> [What this task involves]
Quote all entries exactly, leaving pictures aside.

[Entries from a dataset]
((

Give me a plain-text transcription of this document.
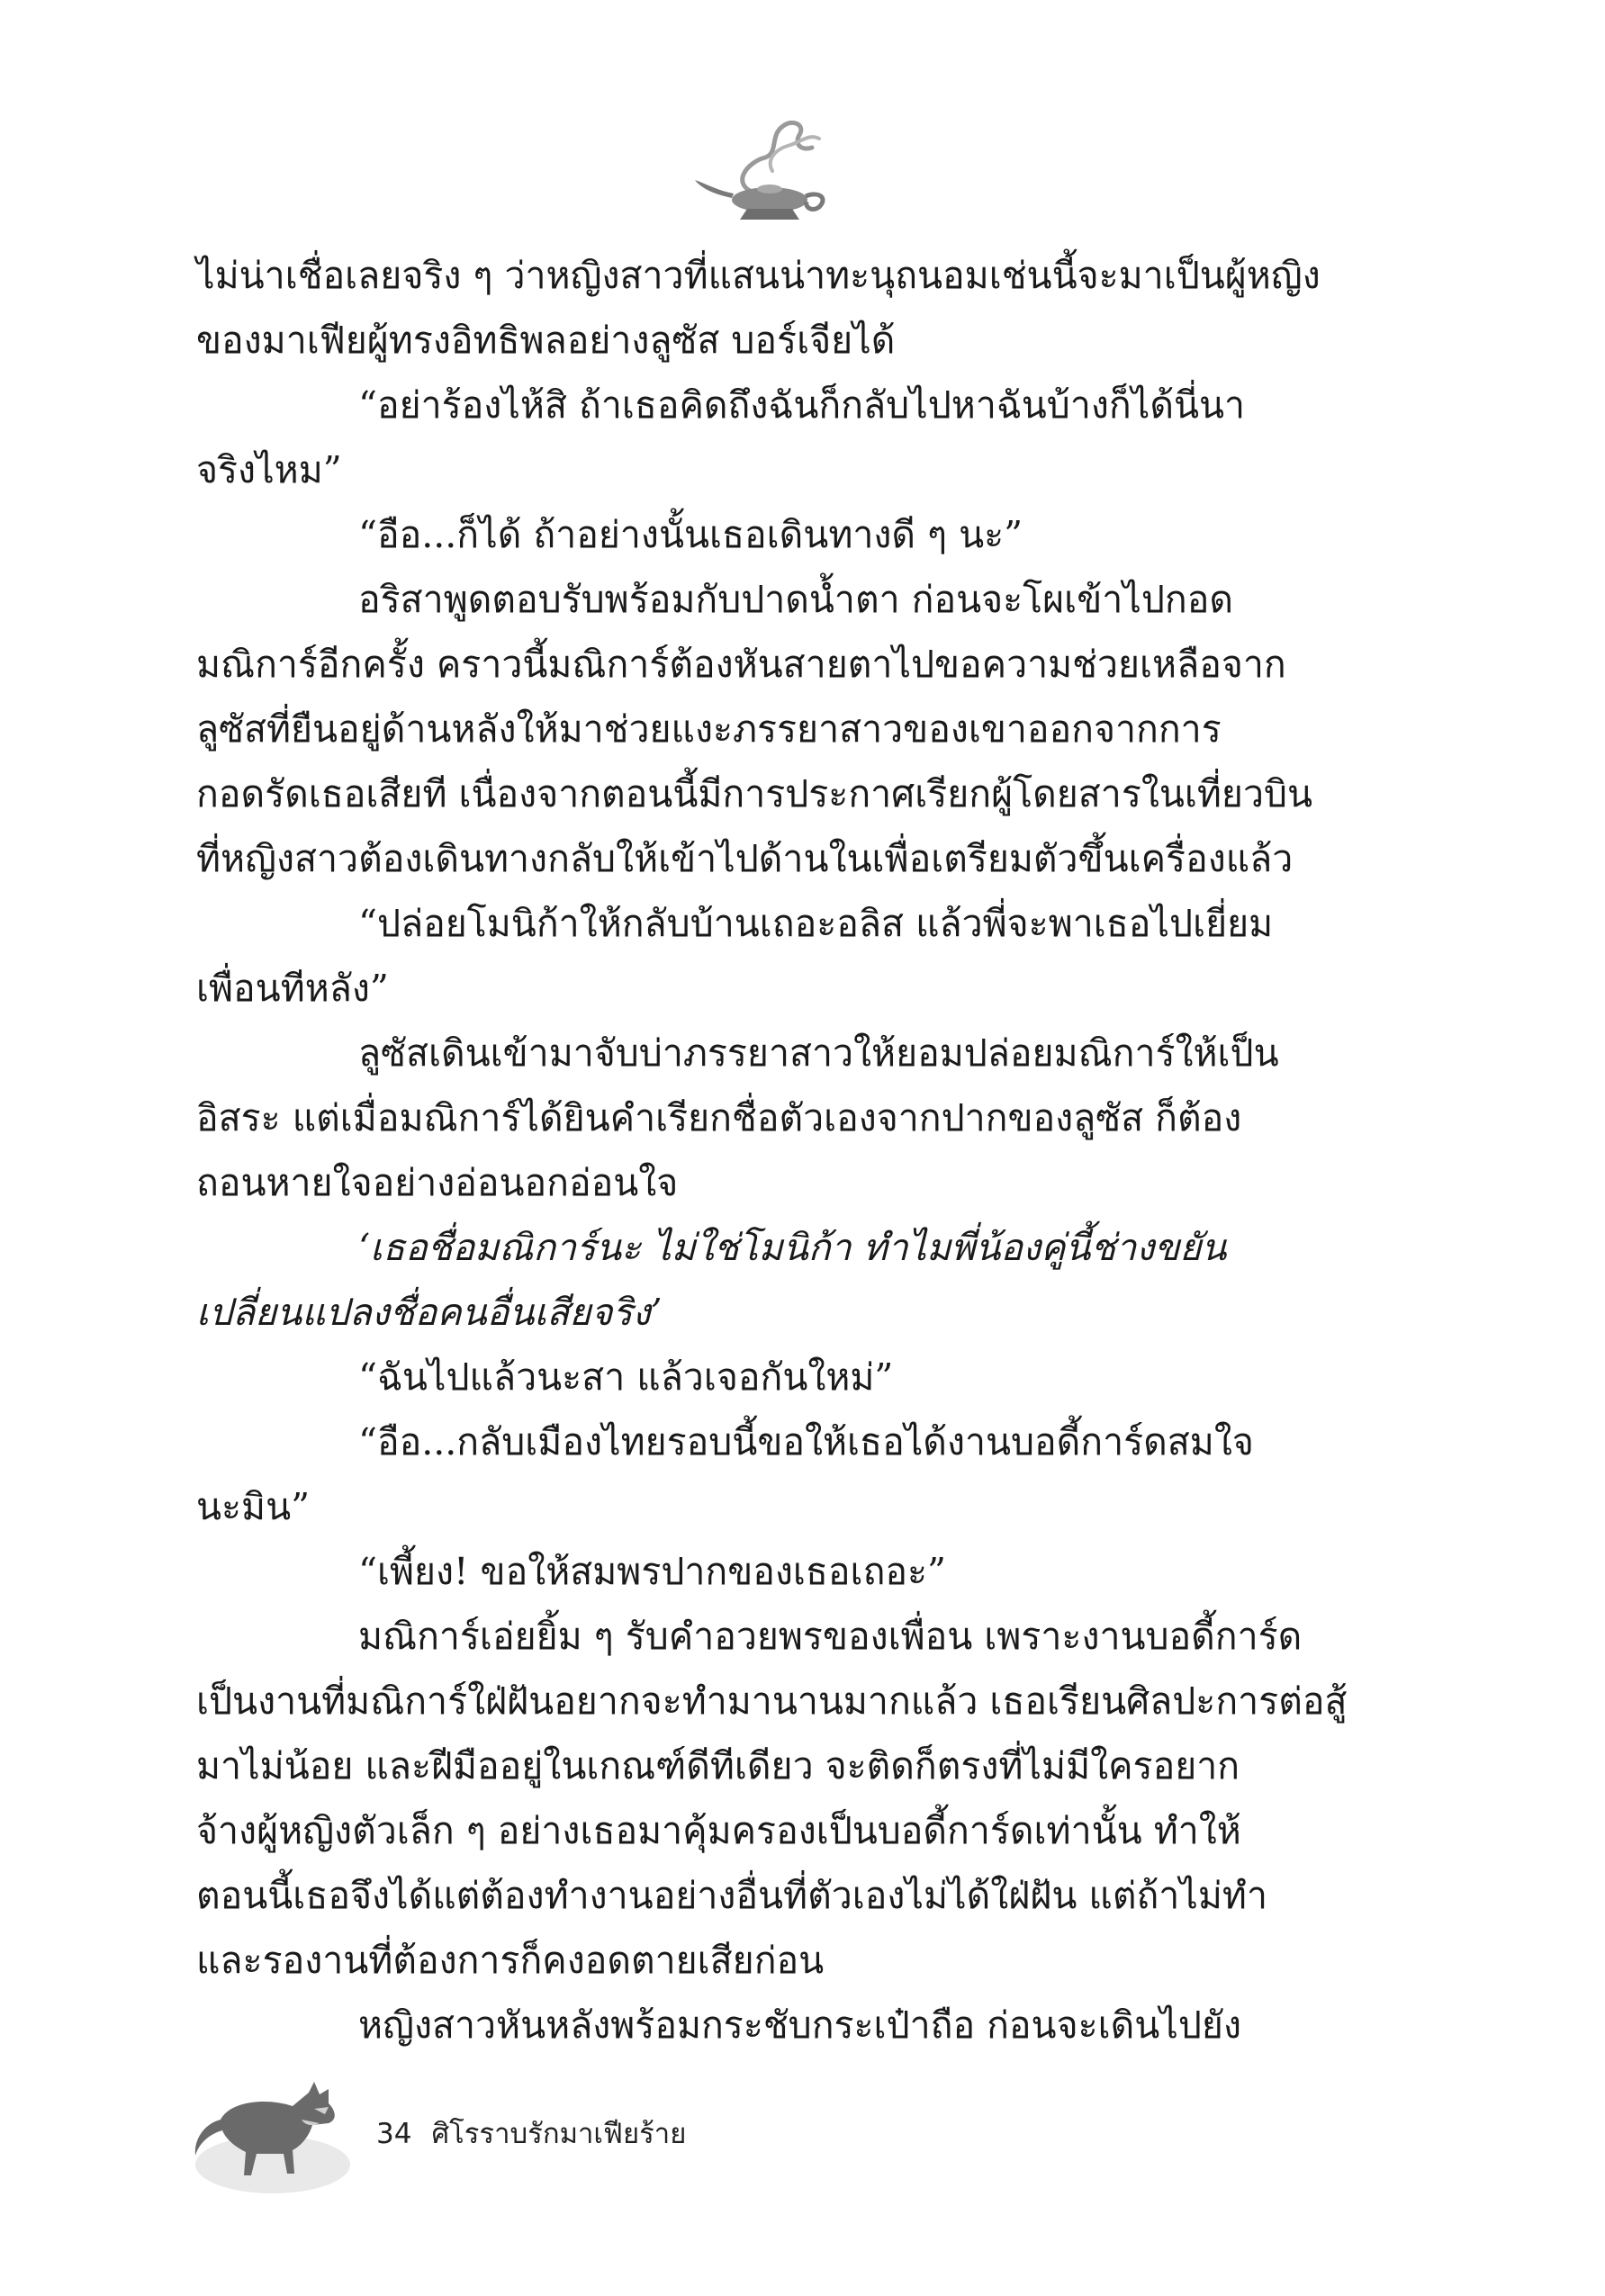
ไม่น่าเชื่อเลยจริง ๆ ว่าหญิงสาวที่แสนน่าทะนุถนอมเช่นนี้จะมาเป็นผู้หญิง

ของมาเฟียผู้ทรงอิทธิพลอย่างลูซัส บอร์เจียได้

“อย่าร้องไห้สิ ถ้าเธอคิดถึงฉันก็กลับไปหาฉันบ้างก็ได้นี่นา

จริงไหม”

“อือ...ก็ได้ ถ้าอย่างนั้นเธอเดินทางดี ๆ นะ”

อริสาพูดตอบรับพร้อมกับปาดน้ำตา ก่อนจะโผเข้าไปกอด

มณิการ์อีกครั้ง คราวนี้มณิการ์ต้องหันสายตาไปขอความช่วยเหลือจาก

ลูซัสที่ยืนอยู่ด้านหลังให้มาช่วยแงะภรรยาสาวของเขาออกจากการ

กอดรัดเธอเสียที เนื่องจากตอนนี้มีการประกาศเรียกผู้โดยสารในเที่ยวบิน

ที่หญิงสาวต้องเดินทางกลับให้เข้าไปด้านในเพื่อเตรียมตัวขึ้นเครื่องแล้ว

“ปล่อยโมนิก้าให้กลับบ้านเถอะอลิส แล้วพี่จะพาเธอไปเยี่ยม

เพื่อนทีหลัง”

ลูซัสเดินเข้ามาจับบ่าภรรยาสาวให้ยอมปล่อยมณิการ์ให้เป็น

อิสระ แต่เมื่อมณิการ์ได้ยินคำเรียกชื่อตัวเองจากปากของลูซัส ก็ต้อง

ถอนหายใจอย่างอ่อนอกอ่อนใจ

‘เธอชื่อมณิการ์นะ ไม่ใช่โมนิก้า ทำไมพี่น้องคู่นี้ช่างขยัน

เปลี่ยนแปลงชื่อคนอื่นเสียจริง’

“ฉันไปแล้วนะสา แล้วเจอกันใหม่”

“อือ...กลับเมืองไทยรอบนี้ขอให้เธอได้งานบอดี้การ์ดสมใจ

นะมิน”

“เพี้ยง! ขอให้สมพรปากของเธอเถอะ”

มณิการ์เอ่ยยิ้ม ๆ รับคำอวยพรของเพื่อน เพราะงานบอดี้การ์ด

เป็นงานที่มณิการ์ใฝ่ฝันอยากจะทำมานานมากแล้ว เธอเรียนศิลปะการต่อสู้

มาไม่น้อย และฝีมืออยู่ในเกณฑ์ดีทีเดียว จะติดก็ตรงที่ไม่มีใครอยาก

จ้างผู้หญิงตัวเล็ก ๆ อย่างเธอมาคุ้มครองเป็นบอดี้การ์ดเท่านั้น ทำให้

ตอนนี้เธอจึงได้แต่ต้องทำงานอย่างอื่นที่ตัวเองไม่ได้ใฝ่ฝัน แต่ถ้าไม่ทำ

และรองานที่ต้องการก็คงอดตายเสียก่อน

หญิงสาวหันหลังพร้อมกระชับกระเป๋าถือ ก่อนจะเดินไปยัง

34 ศิโรราบรักมาเฟียร้าย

))

> [Final answer]
Give me a plain-text transcription of this document.
ไม่น่าเชื่อเลยจริง ๆ ว่าหญิงสาวที่แสนน่าทะนุถนอมเช่นนี้จะมาเป็นผู้หญิง

ของมาเฟียผู้ทรงอิทธิพลอย่างลูซัส บอร์เจียได้

“อย่าร้องไห้สิ ถ้าเธอคิดถึงฉันก็กลับไปหาฉันบ้างก็ได้นี่นา

จริงไหม”

“อือ...ก็ได้ ถ้าอย่างนั้นเธอเดินทางดี ๆ นะ”

อริสาพูดตอบรับพร้อมกับปาดน้ำตา ก่อนจะโผเข้าไปกอด

มณิการ์อีกครั้ง คราวนี้มณิการ์ต้องหันสายตาไปขอความช่วยเหลือจาก

ลูซัสที่ยืนอยู่ด้านหลังให้มาช่วยแงะภรรยาสาวของเขาออกจากการ

กอดรัดเธอเสียที เนื่องจากตอนนี้มีการประกาศเรียกผู้โดยสารในเที่ยวบิน

ที่หญิงสาวต้องเดินทางกลับให้เข้าไปด้านในเพื่อเตรียมตัวขึ้นเครื่องแล้ว

“ปล่อยโมนิก้าให้กลับบ้านเถอะอลิส แล้วพี่จะพาเธอไปเยี่ยม

เพื่อนทีหลัง”

ลูซัสเดินเข้ามาจับบ่าภรรยาสาวให้ยอมปล่อยมณิการ์ให้เป็น

อิสระ แต่เมื่อมณิการ์ได้ยินคำเรียกชื่อตัวเองจากปากของลูซัส ก็ต้อง

ถอนหายใจอย่างอ่อนอกอ่อนใจ

‘เธอชื่อมณิการ์นะ ไม่ใช่โมนิก้า ทำไมพี่น้องคู่นี้ช่างขยัน

เปลี่ยนแปลงชื่อคนอื่นเสียจริง’

“ฉันไปแล้วนะสา แล้วเจอกันใหม่”

“อือ...กลับเมืองไทยรอบนี้ขอให้เธอได้งานบอดี้การ์ดสมใจ

นะมิน”

“เพี้ยง! ขอให้สมพรปากของเธอเถอะ”

มณิการ์เอ่ยยิ้ม ๆ รับคำอวยพรของเพื่อน เพราะงานบอดี้การ์ด

เป็นงานที่มณิการ์ใฝ่ฝันอยากจะทำมานานมากแล้ว เธอเรียนศิลปะการต่อสู้

มาไม่น้อย และฝีมืออยู่ในเกณฑ์ดีทีเดียว จะติดก็ตรงที่ไม่มีใครอยาก

จ้างผู้หญิงตัวเล็ก ๆ อย่างเธอมาคุ้มครองเป็นบอดี้การ์ดเท่านั้น ทำให้

ตอนนี้เธอจึงได้แต่ต้องทำงานอย่างอื่นที่ตัวเองไม่ได้ใฝ่ฝัน แต่ถ้าไม่ทำ

และรองานที่ต้องการก็คงอดตายเสียก่อน

หญิงสาวหันหลังพร้อมกระชับกระเป๋าถือ ก่อนจะเดินไปยัง

34 ศิโรราบรักมาเฟียร้าย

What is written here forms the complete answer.